KUTIPAN DOKUMEN:
##############################

MEMBANGUN IDEALISME RAKYAT

MEMBANGUN IDEALISME RAKYAT
Kekalahan Prof. Dr. H. M. Amien Rais dalam pemilihan Presiden 2004 dengan
mengantongi suara sekitar 16 juta pemilih atau sekitar 15% di banding Susilo Bambang
Yudhoyono yang meraih sekitar 35 juta suara atau 33% mengisyaratkan secara jelas betapa suara
rakyat yang tedidik dan rasional masih jauh dikalahkan oleh suara arus bawah yang mayoritas
menurut banyak pengamat sebagai mewakili masyarakat yang tidak rasional atau lebih jauh lagi
bermental gaya sinetro. Artinya pemilih mayoritas pasangan teratas tersebut lebih
mengutamakan hal-hal yang bersifat pesona lahiriah dalam menentukan Calon Presiden dan
Wakil Presiden ketimbang pertimbangan-pertimbangan yang esensi atau kualitas subtansi dari
sosok pemimpin yang mereka pilih. Demikian kesimpulan yang berkembang dalam menganilisi
kekalahan M. Amien Rais dari Susilo Bambang Yudhoyono, yaitu kekalahan nalar rasional
dengan nalar tradisional atau nalar “popular”.
Rasanya masih sulit sosok yang cerdas, terbuka, rasional, berani, dan menawarkan
agenda-agenda perubahan yang lugas dengan sikap amanah dan bersih untuk melawan sosok
yang dari luar bagi kebanyakan rakyat pemilih sebagai figur yang memikat dan menawan.

##############################

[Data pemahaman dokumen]
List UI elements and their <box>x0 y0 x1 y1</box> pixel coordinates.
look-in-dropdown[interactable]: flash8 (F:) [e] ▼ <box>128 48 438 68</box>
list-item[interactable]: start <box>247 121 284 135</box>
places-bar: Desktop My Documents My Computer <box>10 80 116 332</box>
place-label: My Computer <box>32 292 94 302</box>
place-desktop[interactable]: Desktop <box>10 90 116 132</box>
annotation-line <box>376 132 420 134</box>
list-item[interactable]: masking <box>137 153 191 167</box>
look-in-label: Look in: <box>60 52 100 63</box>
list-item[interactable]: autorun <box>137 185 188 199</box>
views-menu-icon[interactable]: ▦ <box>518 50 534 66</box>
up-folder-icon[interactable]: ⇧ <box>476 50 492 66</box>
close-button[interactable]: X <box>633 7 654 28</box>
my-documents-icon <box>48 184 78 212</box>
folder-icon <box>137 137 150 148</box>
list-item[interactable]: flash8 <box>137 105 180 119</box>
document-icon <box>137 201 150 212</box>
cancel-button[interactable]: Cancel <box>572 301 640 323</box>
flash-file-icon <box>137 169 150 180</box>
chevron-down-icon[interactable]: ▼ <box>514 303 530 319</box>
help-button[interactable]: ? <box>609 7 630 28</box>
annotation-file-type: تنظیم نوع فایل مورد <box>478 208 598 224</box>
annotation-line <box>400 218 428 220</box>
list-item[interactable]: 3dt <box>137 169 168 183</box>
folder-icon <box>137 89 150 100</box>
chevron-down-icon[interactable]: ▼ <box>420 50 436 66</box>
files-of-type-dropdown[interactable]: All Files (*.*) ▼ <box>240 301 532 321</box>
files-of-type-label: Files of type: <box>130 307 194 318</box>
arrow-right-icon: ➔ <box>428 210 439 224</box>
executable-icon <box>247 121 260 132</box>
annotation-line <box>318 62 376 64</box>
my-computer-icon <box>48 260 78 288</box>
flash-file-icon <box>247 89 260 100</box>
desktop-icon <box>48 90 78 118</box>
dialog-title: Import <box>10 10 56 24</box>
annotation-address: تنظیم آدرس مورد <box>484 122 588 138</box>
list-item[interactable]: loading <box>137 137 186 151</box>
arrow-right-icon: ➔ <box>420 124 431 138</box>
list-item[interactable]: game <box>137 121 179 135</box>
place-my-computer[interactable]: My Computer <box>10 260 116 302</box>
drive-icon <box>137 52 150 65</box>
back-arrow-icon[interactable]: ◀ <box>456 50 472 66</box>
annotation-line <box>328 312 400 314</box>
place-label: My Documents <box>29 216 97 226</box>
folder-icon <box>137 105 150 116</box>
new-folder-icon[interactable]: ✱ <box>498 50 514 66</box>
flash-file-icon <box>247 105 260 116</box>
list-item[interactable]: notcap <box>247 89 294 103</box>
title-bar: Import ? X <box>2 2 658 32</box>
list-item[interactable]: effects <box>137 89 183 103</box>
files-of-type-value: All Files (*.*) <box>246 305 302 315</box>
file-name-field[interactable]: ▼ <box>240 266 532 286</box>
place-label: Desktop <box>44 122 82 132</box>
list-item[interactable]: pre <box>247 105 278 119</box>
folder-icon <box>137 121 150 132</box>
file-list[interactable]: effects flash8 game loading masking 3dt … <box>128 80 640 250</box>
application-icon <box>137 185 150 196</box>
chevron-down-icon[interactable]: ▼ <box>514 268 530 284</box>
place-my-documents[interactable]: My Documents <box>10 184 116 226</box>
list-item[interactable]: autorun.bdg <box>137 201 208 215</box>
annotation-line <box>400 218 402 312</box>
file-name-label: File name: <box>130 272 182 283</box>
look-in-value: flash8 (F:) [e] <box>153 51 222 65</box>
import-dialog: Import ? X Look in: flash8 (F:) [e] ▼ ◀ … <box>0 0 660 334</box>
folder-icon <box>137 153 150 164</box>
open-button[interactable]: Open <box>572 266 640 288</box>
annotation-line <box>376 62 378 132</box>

##############################

BUTIR TUGAS 1: Tuliskan kembali secara persis bagian kutipan dokumen tentang kekalahan Amien Rais, mulai dari "Rasanya masih sulit" dan berakhir pada "memikat dan menawan.".
BUTIR TUGAS 2: Terjemahkan kalimat berikut dari kutipan dokumen tentang kekalahan Amien Rais ke dalam bahasa Inggris: "Artinya pemilih mayoritas pasangan teratas tersebut lebih mengutamakan hal-hal yang bersifat pesona lahiriah dalam menentukan Calon Presiden dan Wakil Presiden ketimbang pertimbangan-pertimbangan yang esensi atau kualitas subtansi dari sosok pemimpin yang mereka pilih."
Entri-entri di atas sama sekali tidak digunakan dalam pengerjaan ini.

BAGIAN JAWABAN 1:
Rasanya masih sulit sosok yang cerdas, terbuka, rasional, berani, dan menawarkan
agenda-agenda perubahan yang lugas dengan sikap amanah dan bersih untuk melawan sosok
yang dari luar bagi kebanyakan rakyat pemilih sebagai figur yang memikat dan menawan.

BAGIAN JAWABAN 2: In other words, the majority of voters for the top-ranking pair gave greater priority to matters of outward appeal in determining the Presidential and Vice Presidential Candidates than to essential considerations or the substantive quality of the leader they chose.